→ **WHAT TO WORK ON**
Within the listing below, locate all lines containing the word "label". Copy each one.

━━━━━ RECORDS FOR THE EXERCISE ━━━━━

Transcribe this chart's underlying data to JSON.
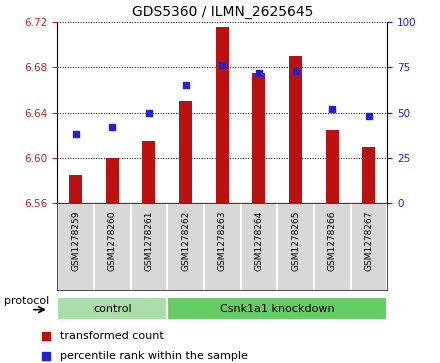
{
  "title": "GDS5360 / ILMN_2625645",
  "samples": [
    "GSM1278259",
    "GSM1278260",
    "GSM1278261",
    "GSM1278262",
    "GSM1278263",
    "GSM1278264",
    "GSM1278265",
    "GSM1278266",
    "GSM1278267"
  ],
  "transformed_count": [
    6.585,
    6.6,
    6.615,
    6.65,
    6.715,
    6.675,
    6.69,
    6.625,
    6.61
  ],
  "percentile_rank": [
    38,
    42,
    50,
    65,
    76,
    72,
    73,
    52,
    48
  ],
  "ylim_left": [
    6.56,
    6.72
  ],
  "ylim_right": [
    0,
    100
  ],
  "yticks_left": [
    6.56,
    6.6,
    6.64,
    6.68,
    6.72
  ],
  "yticks_right": [
    0,
    25,
    50,
    75,
    100
  ],
  "bar_color": "#bb1111",
  "dot_color": "#2222cc",
  "bar_bottom": 6.56,
  "protocol_groups": [
    {
      "label": "control",
      "start": 0,
      "end": 3,
      "color": "#aaddaa"
    },
    {
      "label": "Csnk1a1 knockdown",
      "start": 3,
      "end": 9,
      "color": "#66cc66"
    }
  ],
  "legend_items": [
    {
      "label": "transformed count",
      "color": "#bb1111"
    },
    {
      "label": "percentile rank within the sample",
      "color": "#2222cc"
    }
  ],
  "bg_color": "#d8d8d8",
  "title_fontsize": 10,
  "tick_fontsize": 7.5,
  "sample_fontsize": 6.5
}
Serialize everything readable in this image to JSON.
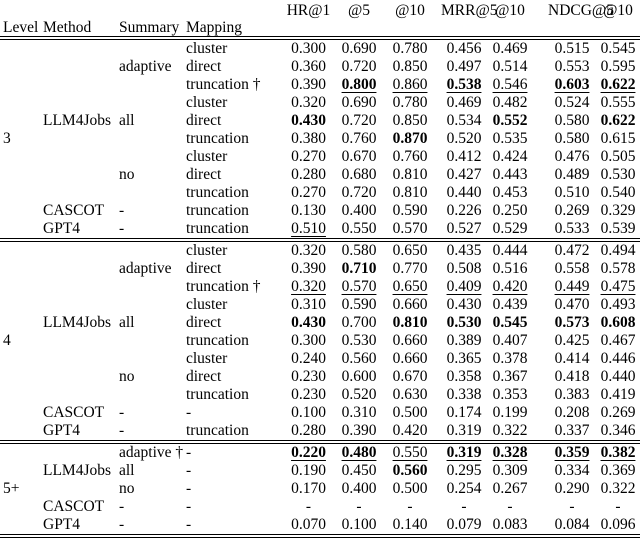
{
  "table": {
    "metric_headers": [
      "HR@1",
      "@5",
      "@10",
      "MRR@5",
      "@10",
      "NDCG@5",
      "@10"
    ],
    "column_headers": [
      "Level",
      "Method",
      "Summary",
      "Mapping"
    ],
    "sections": [
      {
        "rows": [
          {
            "level": "",
            "method": "",
            "summary": "",
            "mapping": "cluster",
            "values": [
              {
                "v": "0.300"
              },
              {
                "v": "0.690"
              },
              {
                "v": "0.780"
              },
              {
                "v": "0.456"
              },
              {
                "v": "0.469"
              },
              {
                "v": "0.515"
              },
              {
                "v": "0.545"
              }
            ]
          },
          {
            "level": "",
            "method": "",
            "summary": "adaptive",
            "mapping": "direct",
            "values": [
              {
                "v": "0.360"
              },
              {
                "v": "0.720"
              },
              {
                "v": "0.850"
              },
              {
                "v": "0.497"
              },
              {
                "v": "0.514"
              },
              {
                "v": "0.553"
              },
              {
                "v": "0.595"
              }
            ]
          },
          {
            "level": "",
            "method": "",
            "summary": "",
            "mapping": "truncation †",
            "values": [
              {
                "v": "0.390"
              },
              {
                "v": "0.800",
                "b": true,
                "u": true
              },
              {
                "v": "0.860",
                "u": true
              },
              {
                "v": "0.538",
                "b": true,
                "u": true
              },
              {
                "v": "0.546",
                "u": true
              },
              {
                "v": "0.603",
                "b": true,
                "u": true
              },
              {
                "v": "0.622",
                "b": true,
                "u": true
              }
            ]
          },
          {
            "level": "",
            "method": "",
            "summary": "",
            "mapping": "cluster",
            "values": [
              {
                "v": "0.320"
              },
              {
                "v": "0.690"
              },
              {
                "v": "0.780"
              },
              {
                "v": "0.469"
              },
              {
                "v": "0.482"
              },
              {
                "v": "0.524"
              },
              {
                "v": "0.555"
              }
            ]
          },
          {
            "level": "",
            "method": "LLM4Jobs",
            "summary": "all",
            "mapping": "direct",
            "values": [
              {
                "v": "0.430",
                "b": true
              },
              {
                "v": "0.720"
              },
              {
                "v": "0.850"
              },
              {
                "v": "0.534"
              },
              {
                "v": "0.552",
                "b": true
              },
              {
                "v": "0.580"
              },
              {
                "v": "0.622",
                "b": true
              }
            ]
          },
          {
            "level": "3",
            "method": "",
            "summary": "",
            "mapping": "truncation",
            "values": [
              {
                "v": "0.380"
              },
              {
                "v": "0.760"
              },
              {
                "v": "0.870",
                "b": true
              },
              {
                "v": "0.520"
              },
              {
                "v": "0.535"
              },
              {
                "v": "0.580"
              },
              {
                "v": "0.615"
              }
            ]
          },
          {
            "level": "",
            "method": "",
            "summary": "",
            "mapping": "cluster",
            "values": [
              {
                "v": "0.270"
              },
              {
                "v": "0.670"
              },
              {
                "v": "0.760"
              },
              {
                "v": "0.412"
              },
              {
                "v": "0.424"
              },
              {
                "v": "0.476"
              },
              {
                "v": "0.505"
              }
            ]
          },
          {
            "level": "",
            "method": "",
            "summary": "no",
            "mapping": "direct",
            "values": [
              {
                "v": "0.280"
              },
              {
                "v": "0.680"
              },
              {
                "v": "0.810"
              },
              {
                "v": "0.427"
              },
              {
                "v": "0.443"
              },
              {
                "v": "0.489"
              },
              {
                "v": "0.530"
              }
            ]
          },
          {
            "level": "",
            "method": "",
            "summary": "",
            "mapping": "truncation",
            "values": [
              {
                "v": "0.270"
              },
              {
                "v": "0.720"
              },
              {
                "v": "0.810"
              },
              {
                "v": "0.440"
              },
              {
                "v": "0.453"
              },
              {
                "v": "0.510"
              },
              {
                "v": "0.540"
              }
            ]
          },
          {
            "level": "",
            "method": "CASCOT",
            "summary": "-",
            "mapping": "truncation",
            "values": [
              {
                "v": "0.130"
              },
              {
                "v": "0.400"
              },
              {
                "v": "0.590"
              },
              {
                "v": "0.226"
              },
              {
                "v": "0.250"
              },
              {
                "v": "0.269"
              },
              {
                "v": "0.329"
              }
            ]
          },
          {
            "level": "",
            "method": "GPT4",
            "summary": "-",
            "mapping": "truncation",
            "values": [
              {
                "v": "0.510",
                "u": true
              },
              {
                "v": "0.550"
              },
              {
                "v": "0.570"
              },
              {
                "v": "0.527"
              },
              {
                "v": "0.529"
              },
              {
                "v": "0.533"
              },
              {
                "v": "0.539"
              }
            ]
          }
        ]
      },
      {
        "rows": [
          {
            "level": "",
            "method": "",
            "summary": "",
            "mapping": "cluster",
            "values": [
              {
                "v": "0.320"
              },
              {
                "v": "0.580"
              },
              {
                "v": "0.650"
              },
              {
                "v": "0.435"
              },
              {
                "v": "0.444"
              },
              {
                "v": "0.472"
              },
              {
                "v": "0.494"
              }
            ]
          },
          {
            "level": "",
            "method": "",
            "summary": "adaptive",
            "mapping": "direct",
            "values": [
              {
                "v": "0.390"
              },
              {
                "v": "0.710",
                "b": true
              },
              {
                "v": "0.770"
              },
              {
                "v": "0.508"
              },
              {
                "v": "0.516"
              },
              {
                "v": "0.558"
              },
              {
                "v": "0.578"
              }
            ]
          },
          {
            "level": "",
            "method": "",
            "summary": "",
            "mapping": "truncation †",
            "values": [
              {
                "v": "0.320",
                "u": true
              },
              {
                "v": "0.570",
                "u": true
              },
              {
                "v": "0.650",
                "u": true
              },
              {
                "v": "0.409",
                "u": true
              },
              {
                "v": "0.420",
                "u": true
              },
              {
                "v": "0.449",
                "u": true
              },
              {
                "v": "0.475",
                "u": true
              }
            ]
          },
          {
            "level": "",
            "method": "",
            "summary": "",
            "mapping": "cluster",
            "values": [
              {
                "v": "0.310"
              },
              {
                "v": "0.590"
              },
              {
                "v": "0.660"
              },
              {
                "v": "0.430"
              },
              {
                "v": "0.439"
              },
              {
                "v": "0.470"
              },
              {
                "v": "0.493"
              }
            ]
          },
          {
            "level": "",
            "method": "LLM4Jobs",
            "summary": "all",
            "mapping": "direct",
            "values": [
              {
                "v": "0.430",
                "b": true
              },
              {
                "v": "0.700"
              },
              {
                "v": "0.810",
                "b": true
              },
              {
                "v": "0.530",
                "b": true
              },
              {
                "v": "0.545",
                "b": true
              },
              {
                "v": "0.573",
                "b": true
              },
              {
                "v": "0.608",
                "b": true
              }
            ]
          },
          {
            "level": "4",
            "method": "",
            "summary": "",
            "mapping": "truncation",
            "values": [
              {
                "v": "0.300"
              },
              {
                "v": "0.530"
              },
              {
                "v": "0.660"
              },
              {
                "v": "0.389"
              },
              {
                "v": "0.407"
              },
              {
                "v": "0.425"
              },
              {
                "v": "0.467"
              }
            ]
          },
          {
            "level": "",
            "method": "",
            "summary": "",
            "mapping": "cluster",
            "values": [
              {
                "v": "0.240"
              },
              {
                "v": "0.560"
              },
              {
                "v": "0.660"
              },
              {
                "v": "0.365"
              },
              {
                "v": "0.378"
              },
              {
                "v": "0.414"
              },
              {
                "v": "0.446"
              }
            ]
          },
          {
            "level": "",
            "method": "",
            "summary": "no",
            "mapping": "direct",
            "values": [
              {
                "v": "0.230"
              },
              {
                "v": "0.600"
              },
              {
                "v": "0.670"
              },
              {
                "v": "0.358"
              },
              {
                "v": "0.367"
              },
              {
                "v": "0.418"
              },
              {
                "v": "0.440"
              }
            ]
          },
          {
            "level": "",
            "method": "",
            "summary": "",
            "mapping": "truncation",
            "values": [
              {
                "v": "0.230"
              },
              {
                "v": "0.520"
              },
              {
                "v": "0.630"
              },
              {
                "v": "0.338"
              },
              {
                "v": "0.353"
              },
              {
                "v": "0.383"
              },
              {
                "v": "0.419"
              }
            ]
          },
          {
            "level": "",
            "method": "CASCOT",
            "summary": "-",
            "mapping": "-",
            "values": [
              {
                "v": "0.100"
              },
              {
                "v": "0.310"
              },
              {
                "v": "0.500"
              },
              {
                "v": "0.174"
              },
              {
                "v": "0.199"
              },
              {
                "v": "0.208"
              },
              {
                "v": "0.269"
              }
            ]
          },
          {
            "level": "",
            "method": "GPT4",
            "summary": "-",
            "mapping": "truncation",
            "values": [
              {
                "v": "0.280"
              },
              {
                "v": "0.390"
              },
              {
                "v": "0.420"
              },
              {
                "v": "0.319"
              },
              {
                "v": "0.322"
              },
              {
                "v": "0.337"
              },
              {
                "v": "0.346"
              }
            ]
          }
        ]
      },
      {
        "rows": [
          {
            "level": "",
            "method": "",
            "summary": "adaptive †",
            "mapping": "-",
            "values": [
              {
                "v": "0.220",
                "b": true,
                "u": true
              },
              {
                "v": "0.480",
                "b": true,
                "u": true
              },
              {
                "v": "0.550",
                "u": true
              },
              {
                "v": "0.319",
                "b": true,
                "u": true
              },
              {
                "v": "0.328",
                "b": true,
                "u": true
              },
              {
                "v": "0.359",
                "b": true,
                "u": true
              },
              {
                "v": "0.382",
                "b": true,
                "u": true
              }
            ]
          },
          {
            "level": "",
            "method": "LLM4Jobs",
            "summary": "all",
            "mapping": "-",
            "values": [
              {
                "v": "0.190"
              },
              {
                "v": "0.450"
              },
              {
                "v": "0.560",
                "b": true
              },
              {
                "v": "0.295"
              },
              {
                "v": "0.309"
              },
              {
                "v": "0.334"
              },
              {
                "v": "0.369"
              }
            ]
          },
          {
            "level": "5+",
            "method": "",
            "summary": "no",
            "mapping": "-",
            "values": [
              {
                "v": "0.170"
              },
              {
                "v": "0.400"
              },
              {
                "v": "0.500"
              },
              {
                "v": "0.254"
              },
              {
                "v": "0.267"
              },
              {
                "v": "0.290"
              },
              {
                "v": "0.322"
              }
            ]
          },
          {
            "level": "",
            "method": "CASCOT",
            "summary": "-",
            "mapping": "-",
            "values": [
              {
                "v": "-"
              },
              {
                "v": "-"
              },
              {
                "v": "-"
              },
              {
                "v": "-"
              },
              {
                "v": "-"
              },
              {
                "v": "-"
              },
              {
                "v": "-"
              }
            ]
          },
          {
            "level": "",
            "method": "GPT4",
            "summary": "-",
            "mapping": "-",
            "values": [
              {
                "v": "0.070"
              },
              {
                "v": "0.100"
              },
              {
                "v": "0.140"
              },
              {
                "v": "0.079"
              },
              {
                "v": "0.083"
              },
              {
                "v": "0.084"
              },
              {
                "v": "0.096"
              }
            ]
          }
        ]
      }
    ]
  }
}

━━━━━

→ **REPLY TO THE EXERCISE**
      "label": "control",
      "label": "Csnk1a1 knockdown",
      "label": "transformed count",
      "label": "percentile rank within the sample",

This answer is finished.